**Problem to work on**
Gather every line of the entries that includes the word "ffffff".

(Stored records)
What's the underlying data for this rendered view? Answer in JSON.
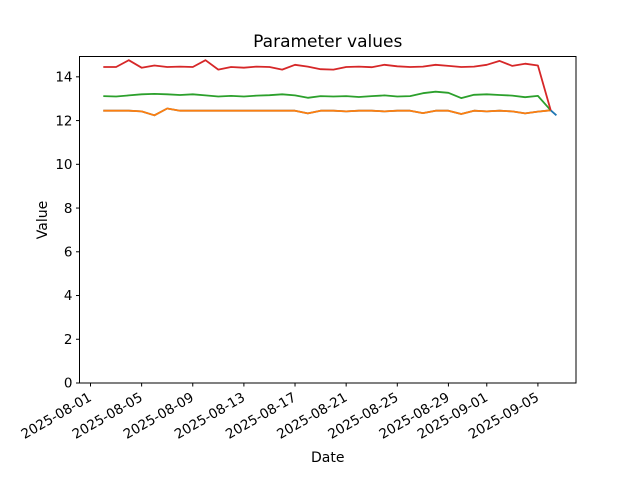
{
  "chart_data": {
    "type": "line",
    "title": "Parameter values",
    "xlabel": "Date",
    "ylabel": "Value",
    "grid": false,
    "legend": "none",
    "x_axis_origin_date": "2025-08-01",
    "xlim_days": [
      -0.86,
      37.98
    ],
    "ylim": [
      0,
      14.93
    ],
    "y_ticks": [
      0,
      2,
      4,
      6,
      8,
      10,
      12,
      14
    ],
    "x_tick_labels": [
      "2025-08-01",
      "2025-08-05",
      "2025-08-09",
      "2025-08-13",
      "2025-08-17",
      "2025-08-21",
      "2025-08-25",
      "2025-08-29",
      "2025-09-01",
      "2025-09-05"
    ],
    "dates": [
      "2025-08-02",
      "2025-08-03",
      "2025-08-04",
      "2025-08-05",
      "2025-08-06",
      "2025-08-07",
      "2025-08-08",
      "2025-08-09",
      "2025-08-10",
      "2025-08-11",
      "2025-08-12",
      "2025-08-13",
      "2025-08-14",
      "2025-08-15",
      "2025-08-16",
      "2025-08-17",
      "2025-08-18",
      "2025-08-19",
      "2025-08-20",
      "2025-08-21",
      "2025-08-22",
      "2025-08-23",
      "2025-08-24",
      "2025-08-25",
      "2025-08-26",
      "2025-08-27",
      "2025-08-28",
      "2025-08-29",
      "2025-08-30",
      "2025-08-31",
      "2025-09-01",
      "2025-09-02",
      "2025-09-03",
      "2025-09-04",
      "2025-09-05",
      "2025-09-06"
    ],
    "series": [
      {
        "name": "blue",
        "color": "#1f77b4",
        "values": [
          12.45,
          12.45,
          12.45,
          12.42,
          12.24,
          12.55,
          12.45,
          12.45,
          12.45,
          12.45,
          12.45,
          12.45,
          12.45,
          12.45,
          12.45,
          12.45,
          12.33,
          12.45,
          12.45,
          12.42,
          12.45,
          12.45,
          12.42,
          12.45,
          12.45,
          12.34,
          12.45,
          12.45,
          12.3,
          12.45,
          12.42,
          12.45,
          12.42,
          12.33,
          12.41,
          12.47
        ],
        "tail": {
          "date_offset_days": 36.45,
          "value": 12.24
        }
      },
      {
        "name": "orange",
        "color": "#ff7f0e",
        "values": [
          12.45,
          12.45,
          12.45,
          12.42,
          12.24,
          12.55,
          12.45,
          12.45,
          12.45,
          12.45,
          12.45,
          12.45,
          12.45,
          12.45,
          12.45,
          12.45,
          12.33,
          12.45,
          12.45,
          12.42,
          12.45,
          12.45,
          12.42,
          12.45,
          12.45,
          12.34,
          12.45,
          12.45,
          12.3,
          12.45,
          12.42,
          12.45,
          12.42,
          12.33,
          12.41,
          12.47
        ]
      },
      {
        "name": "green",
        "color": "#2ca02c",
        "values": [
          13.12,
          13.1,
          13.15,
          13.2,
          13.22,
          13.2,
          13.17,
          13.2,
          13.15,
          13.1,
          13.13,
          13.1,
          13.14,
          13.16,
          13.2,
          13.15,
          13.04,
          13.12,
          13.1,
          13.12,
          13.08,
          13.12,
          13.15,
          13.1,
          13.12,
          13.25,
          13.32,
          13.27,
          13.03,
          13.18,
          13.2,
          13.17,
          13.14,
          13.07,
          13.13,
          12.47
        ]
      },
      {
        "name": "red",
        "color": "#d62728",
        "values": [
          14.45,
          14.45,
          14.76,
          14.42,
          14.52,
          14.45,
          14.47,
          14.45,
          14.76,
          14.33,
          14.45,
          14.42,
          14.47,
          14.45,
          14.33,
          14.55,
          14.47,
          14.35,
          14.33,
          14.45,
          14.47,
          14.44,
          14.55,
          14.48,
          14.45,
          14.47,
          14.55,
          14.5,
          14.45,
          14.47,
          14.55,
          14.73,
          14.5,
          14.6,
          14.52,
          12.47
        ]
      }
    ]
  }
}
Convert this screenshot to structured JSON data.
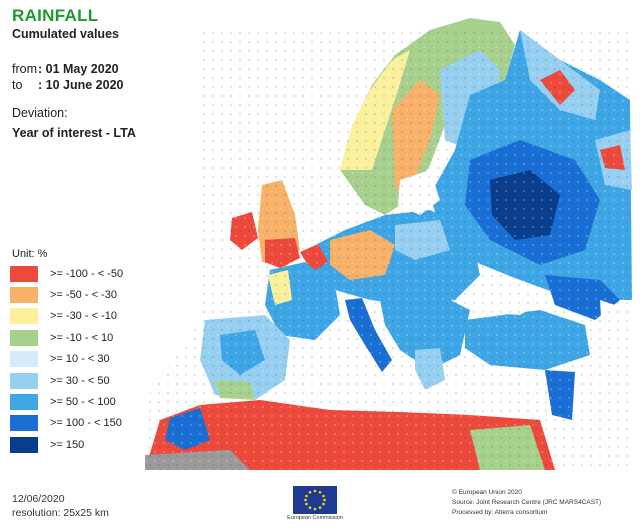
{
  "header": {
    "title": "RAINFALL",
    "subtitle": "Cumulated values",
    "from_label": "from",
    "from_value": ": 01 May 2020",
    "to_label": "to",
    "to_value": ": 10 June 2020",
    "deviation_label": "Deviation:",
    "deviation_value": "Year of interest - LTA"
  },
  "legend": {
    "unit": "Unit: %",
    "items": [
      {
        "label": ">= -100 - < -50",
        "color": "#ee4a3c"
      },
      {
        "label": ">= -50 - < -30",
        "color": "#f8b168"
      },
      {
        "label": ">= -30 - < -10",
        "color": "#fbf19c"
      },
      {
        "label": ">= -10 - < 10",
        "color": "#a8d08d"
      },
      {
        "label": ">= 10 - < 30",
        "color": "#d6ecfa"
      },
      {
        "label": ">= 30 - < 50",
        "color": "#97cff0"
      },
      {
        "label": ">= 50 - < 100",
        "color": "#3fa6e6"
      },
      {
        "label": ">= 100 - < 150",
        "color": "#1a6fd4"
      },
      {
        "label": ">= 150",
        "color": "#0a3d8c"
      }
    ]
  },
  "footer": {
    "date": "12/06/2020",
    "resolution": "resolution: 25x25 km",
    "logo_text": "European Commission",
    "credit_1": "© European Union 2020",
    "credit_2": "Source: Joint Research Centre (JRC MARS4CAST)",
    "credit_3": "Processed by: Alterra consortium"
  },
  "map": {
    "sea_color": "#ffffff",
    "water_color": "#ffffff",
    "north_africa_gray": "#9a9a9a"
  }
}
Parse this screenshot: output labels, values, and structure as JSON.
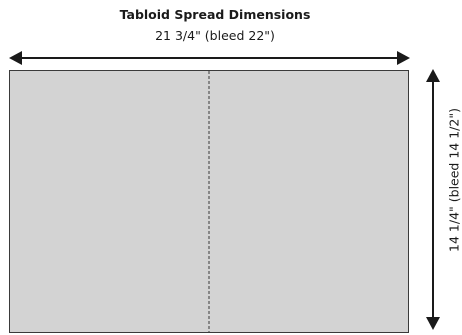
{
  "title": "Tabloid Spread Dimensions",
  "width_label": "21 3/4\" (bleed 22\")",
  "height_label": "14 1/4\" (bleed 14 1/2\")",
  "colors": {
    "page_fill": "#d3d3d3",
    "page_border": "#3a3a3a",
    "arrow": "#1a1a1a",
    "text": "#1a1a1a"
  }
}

**Reply**
    "sea_color": "#ffffff",
    "water_color": "#ffffff",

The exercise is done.